* TEXTE EXTRAIT *
C'est une des raisons qui entretiennent mon ressentiment contre ceux qui ont voulu faire croire que le Morane 406 était significativement plus rapide que le Morane 405-01 alors qu'il n'en était rien.


Cela me permet aussi de revenir sur un des arguments du Colonel F. Kirkland (Kirkland, Lt. Col. Faris R. “The French Air Force in 1940,” Vol. XXXVI, No. 6 (September-October 1985): 101-118). 

Il s'y étonnait que l'Armée de l'Air ait gardé en réserve l'essentiel des avions produits.

J'ai, comme lui, beaucoup de mal à comprendre nos généraux : Si ces avions avaient été mis en l'air, nos chasseurs eussent été majoritaires.

Nos pilotes eussent eu, mathématiquement, plus de chance de rencontrer l'ennemi dès le 10 Mai (moment où, par ailleurs, les escortes de chasse Allemandes étaient rares). 

Ainsi, ayant de bonnes chances d'infliger des pertes considérables à la Luftwaffe, ils eussent mécaniquement réduit leurs propres pertes.

C'eut été autant d'ennemis aériens en moins pour les futures batailles...


Cliquez ici pour passer à l'analyse de l'alerte aérienne en France entre 1939 et 1940











4 commentaires:

  1. C'est vraiment incroyable cette incompétence des généraux Français, sur terre aussi on ne savait pas utiliser le matériel tel Degaulle qui jette ses chars en masse droit devant pour se faire massacrer par l'artillerie ennemi.

    RépondreSupprimer
    Réponses
    1. Je suis d'accord avec vous sur l'étonnante incompétence des décideurs.

      Je suis plus réservé sur votre vision de De Gaulle, parce que, d'abord,on ne lui a pas donné des unités aguerries : Elles se sont formées sur le terrain pour l'essentiel d'entre elles.

      Si vous voulez mon avis, nos grands chefs voulaient que De Gaulle se plante à Montcornet comme à Abbeville.

      Si on lui avait donné de vrais moyens, Guderian aurait eu beaucoup de soucis, comme il l'explique dans ses "mémoires d'un soldat".

      Mais les généraux Britanniques ne furent pas meilleurs du tout, les Belges ou les Néerlandais pas davantage. Comme je l'explique dans un autre post, les soviétiques furent encore pires.

      Il faudra que Joukov arrive, disciple seulement par la lecture de Mikaïl Toukhchevsky pour bloquer l'armée de Guderian puis, deux ans plus tard, que Krouchtchev intervienne à Stalinegrad pour que la Wehrmacht soit aux abois sur le Front de l'Est.

* ENREGISTREMENTS FOURNIS *
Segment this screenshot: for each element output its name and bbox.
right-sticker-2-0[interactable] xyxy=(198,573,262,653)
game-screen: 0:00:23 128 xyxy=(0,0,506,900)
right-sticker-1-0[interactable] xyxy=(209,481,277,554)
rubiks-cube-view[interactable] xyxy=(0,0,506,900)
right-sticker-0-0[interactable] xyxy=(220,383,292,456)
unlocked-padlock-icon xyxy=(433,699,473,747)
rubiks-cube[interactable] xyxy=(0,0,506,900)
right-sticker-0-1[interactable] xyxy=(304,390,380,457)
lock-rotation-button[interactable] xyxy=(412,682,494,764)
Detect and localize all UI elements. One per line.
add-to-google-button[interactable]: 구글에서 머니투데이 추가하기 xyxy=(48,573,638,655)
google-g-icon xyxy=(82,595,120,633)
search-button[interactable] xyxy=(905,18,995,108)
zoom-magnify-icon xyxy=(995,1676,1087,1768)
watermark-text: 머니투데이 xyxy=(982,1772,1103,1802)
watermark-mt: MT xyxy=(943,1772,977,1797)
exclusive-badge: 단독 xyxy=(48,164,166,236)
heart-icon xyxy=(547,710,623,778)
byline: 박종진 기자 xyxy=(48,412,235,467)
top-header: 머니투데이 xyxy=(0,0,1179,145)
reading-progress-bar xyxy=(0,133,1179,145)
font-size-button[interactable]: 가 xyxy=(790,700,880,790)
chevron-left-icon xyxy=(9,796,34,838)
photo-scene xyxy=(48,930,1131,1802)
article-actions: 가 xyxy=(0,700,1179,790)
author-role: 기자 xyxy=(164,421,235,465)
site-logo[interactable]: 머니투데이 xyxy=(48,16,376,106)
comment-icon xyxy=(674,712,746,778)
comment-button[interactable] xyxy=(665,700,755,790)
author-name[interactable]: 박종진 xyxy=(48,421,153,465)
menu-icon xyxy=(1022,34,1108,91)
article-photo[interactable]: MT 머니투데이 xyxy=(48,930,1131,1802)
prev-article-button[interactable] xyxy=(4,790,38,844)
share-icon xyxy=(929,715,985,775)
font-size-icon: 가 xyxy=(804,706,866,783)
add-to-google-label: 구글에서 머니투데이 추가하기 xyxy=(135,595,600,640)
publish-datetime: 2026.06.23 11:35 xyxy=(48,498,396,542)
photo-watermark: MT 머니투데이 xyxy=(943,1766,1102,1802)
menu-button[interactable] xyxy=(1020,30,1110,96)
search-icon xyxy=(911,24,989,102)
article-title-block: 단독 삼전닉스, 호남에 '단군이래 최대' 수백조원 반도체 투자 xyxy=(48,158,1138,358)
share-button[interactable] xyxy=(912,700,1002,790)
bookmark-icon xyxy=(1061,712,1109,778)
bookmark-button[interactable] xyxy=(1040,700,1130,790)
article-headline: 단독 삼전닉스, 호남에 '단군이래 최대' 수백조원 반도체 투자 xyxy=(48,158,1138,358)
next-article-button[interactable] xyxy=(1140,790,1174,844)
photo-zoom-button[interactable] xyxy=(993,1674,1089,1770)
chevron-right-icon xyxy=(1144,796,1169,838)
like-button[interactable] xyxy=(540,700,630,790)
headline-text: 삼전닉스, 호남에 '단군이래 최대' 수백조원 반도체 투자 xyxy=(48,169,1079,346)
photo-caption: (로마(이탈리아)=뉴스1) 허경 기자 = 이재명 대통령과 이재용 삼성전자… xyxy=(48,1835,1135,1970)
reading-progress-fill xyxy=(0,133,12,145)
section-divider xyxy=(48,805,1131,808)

* SÉRIE D'EXERCICES *
• a. Répondez d'après le texte extrait :
(i) Qu'est-ce qui étonnait le colonel Kirkland ?
(ii) Dans quel ouvrage Guderian explique-t-il qu'il aurait eu beaucoup de soucis ?
(iii) Selon la réponse au premier commentaire, quels généraux furent encore pires ?
• b. Restituez sans rien changer le passage du texte extrait allant de « Cela me permet » jusqu'à « des avions produits. » inclus.
Les enregistrements ne sont pas nécessaires.

* EXERCICES CORRIGÉS *
• a.
(i) Que l'Armée de l'Air ait gardé en réserve l'essentiel des avions produits.
(ii) Dans ses « mémoires d'un soldat ».
(iii) Les généraux soviétiques.

• b.
Cela me permet aussi de revenir sur un des arguments du Colonel F. Kirkland (Kirkland, Lt. Col. Faris R. “The French Air Force in 1940,” Vol. XXXVI, No. 6 (September-October 1985): 101-118). 

Il s'y étonnait que l'Armée de l'Air ait gardé en réserve l'essentiel des avions produits.